> _What is required_: Only lines with the string "将一个图形沿某个方向移动一定的距离" matter here; gather them from the material below.

>> BEGIN Recorded data

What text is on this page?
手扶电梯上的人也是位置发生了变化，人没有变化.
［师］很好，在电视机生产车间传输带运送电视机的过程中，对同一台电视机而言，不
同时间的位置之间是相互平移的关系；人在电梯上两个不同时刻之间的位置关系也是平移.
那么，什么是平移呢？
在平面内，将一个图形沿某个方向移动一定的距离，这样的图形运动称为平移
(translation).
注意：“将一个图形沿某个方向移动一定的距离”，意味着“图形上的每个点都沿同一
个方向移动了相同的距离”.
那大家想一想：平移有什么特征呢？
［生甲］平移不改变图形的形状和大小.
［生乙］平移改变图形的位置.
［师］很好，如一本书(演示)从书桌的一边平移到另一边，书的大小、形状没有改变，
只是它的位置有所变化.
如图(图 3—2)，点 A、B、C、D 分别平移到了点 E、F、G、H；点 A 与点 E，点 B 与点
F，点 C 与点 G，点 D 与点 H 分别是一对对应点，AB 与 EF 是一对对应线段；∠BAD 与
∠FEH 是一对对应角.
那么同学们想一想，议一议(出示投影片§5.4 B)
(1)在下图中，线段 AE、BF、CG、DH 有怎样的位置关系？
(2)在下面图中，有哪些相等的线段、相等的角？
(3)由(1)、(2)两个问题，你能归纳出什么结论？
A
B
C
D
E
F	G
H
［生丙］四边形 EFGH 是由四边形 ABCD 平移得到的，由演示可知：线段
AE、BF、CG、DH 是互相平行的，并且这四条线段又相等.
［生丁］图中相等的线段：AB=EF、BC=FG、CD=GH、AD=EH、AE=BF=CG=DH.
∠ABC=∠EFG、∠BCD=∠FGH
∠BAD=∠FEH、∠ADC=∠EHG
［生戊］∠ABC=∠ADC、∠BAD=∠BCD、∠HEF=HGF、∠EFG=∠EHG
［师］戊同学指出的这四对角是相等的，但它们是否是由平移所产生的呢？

>> END Recorded data

> _Output_:
在平面内，将一个图形沿某个方向移动一定的距离，这样的图形运动称为平移
注意：“将一个图形沿某个方向移动一定的距离”，意味着“图形上的每个点都沿同一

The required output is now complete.